■ Task:
Reproduce each line of the material precisely.

■ Excerpted records:
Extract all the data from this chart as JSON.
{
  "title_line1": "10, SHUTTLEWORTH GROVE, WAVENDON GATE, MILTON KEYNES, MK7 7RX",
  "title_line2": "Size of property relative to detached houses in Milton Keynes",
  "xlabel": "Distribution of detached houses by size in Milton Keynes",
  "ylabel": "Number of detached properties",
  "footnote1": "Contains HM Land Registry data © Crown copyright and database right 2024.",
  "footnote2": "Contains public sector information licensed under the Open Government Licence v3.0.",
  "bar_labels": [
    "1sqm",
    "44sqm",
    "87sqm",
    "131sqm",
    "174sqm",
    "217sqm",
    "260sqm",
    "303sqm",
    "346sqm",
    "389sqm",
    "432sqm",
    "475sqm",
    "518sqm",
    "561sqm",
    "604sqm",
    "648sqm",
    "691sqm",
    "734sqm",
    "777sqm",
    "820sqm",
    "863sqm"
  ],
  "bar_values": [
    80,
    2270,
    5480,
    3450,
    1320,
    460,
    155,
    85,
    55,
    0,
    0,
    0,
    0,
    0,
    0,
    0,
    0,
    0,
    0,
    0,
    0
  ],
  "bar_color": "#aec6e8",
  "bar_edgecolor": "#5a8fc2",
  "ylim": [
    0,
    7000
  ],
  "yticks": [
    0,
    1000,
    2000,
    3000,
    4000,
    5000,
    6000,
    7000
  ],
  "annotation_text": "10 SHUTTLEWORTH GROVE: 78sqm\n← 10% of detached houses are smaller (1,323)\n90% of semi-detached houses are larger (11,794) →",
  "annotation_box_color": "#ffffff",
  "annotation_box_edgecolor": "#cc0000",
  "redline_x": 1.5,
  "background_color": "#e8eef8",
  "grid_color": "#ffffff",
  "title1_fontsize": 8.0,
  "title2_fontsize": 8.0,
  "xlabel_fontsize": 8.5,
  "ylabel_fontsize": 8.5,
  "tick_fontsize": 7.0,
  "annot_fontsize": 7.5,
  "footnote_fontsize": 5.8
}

■ Worked answer:
Extract all the data from this chart as JSON.
{
  "title_line1": "10, SHUTTLEWORTH GROVE, WAVENDON GATE, MILTON KEYNES, MK7 7RX",
  "title_line2": "Size of property relative to detached houses in Milton Keynes",
  "xlabel": "Distribution of detached houses by size in Milton Keynes",
  "ylabel": "Number of detached properties",
  "footnote1": "Contains HM Land Registry data © Crown copyright and database right 2024.",
  "footnote2": "Contains public sector information licensed under the Open Government Licence v3.0.",
  "bar_labels": [
    "1sqm",
    "44sqm",
    "87sqm",
    "131sqm",
    "174sqm",
    "217sqm",
    "260sqm",
    "303sqm",
    "346sqm",
    "389sqm",
    "432sqm",
    "475sqm",
    "518sqm",
    "561sqm",
    "604sqm",
    "648sqm",
    "691sqm",
    "734sqm",
    "777sqm",
    "820sqm",
    "863sqm"
  ],
  "bar_values": [
    80,
    2270,
    5480,
    3450,
    1320,
    460,
    155,
    85,
    55,
    0,
    0,
    0,
    0,
    0,
    0,
    0,
    0,
    0,
    0,
    0,
    0
  ],
  "bar_color": "#aec6e8",
  "bar_edgecolor": "#5a8fc2",
  "ylim": [
    0,
    7000
  ],
  "yticks": [
    0,
    1000,
    2000,
    3000,
    4000,
    5000,
    6000,
    7000
  ],
  "annotation_text": "10 SHUTTLEWORTH GROVE: 78sqm\n← 10% of detached houses are smaller (1,323)\n90% of semi-detached houses are larger (11,794) →",
  "annotation_box_color": "#ffffff",
  "annotation_box_edgecolor": "#cc0000",
  "redline_x": 1.5,
  "background_color": "#e8eef8",
  "grid_color": "#ffffff",
  "title1_fontsize": 8.0,
  "title2_fontsize": 8.0,
  "xlabel_fontsize": 8.5,
  "ylabel_fontsize": 8.5,
  "tick_fontsize": 7.0,
  "annot_fontsize": 7.5,
  "footnote_fontsize": 5.8
}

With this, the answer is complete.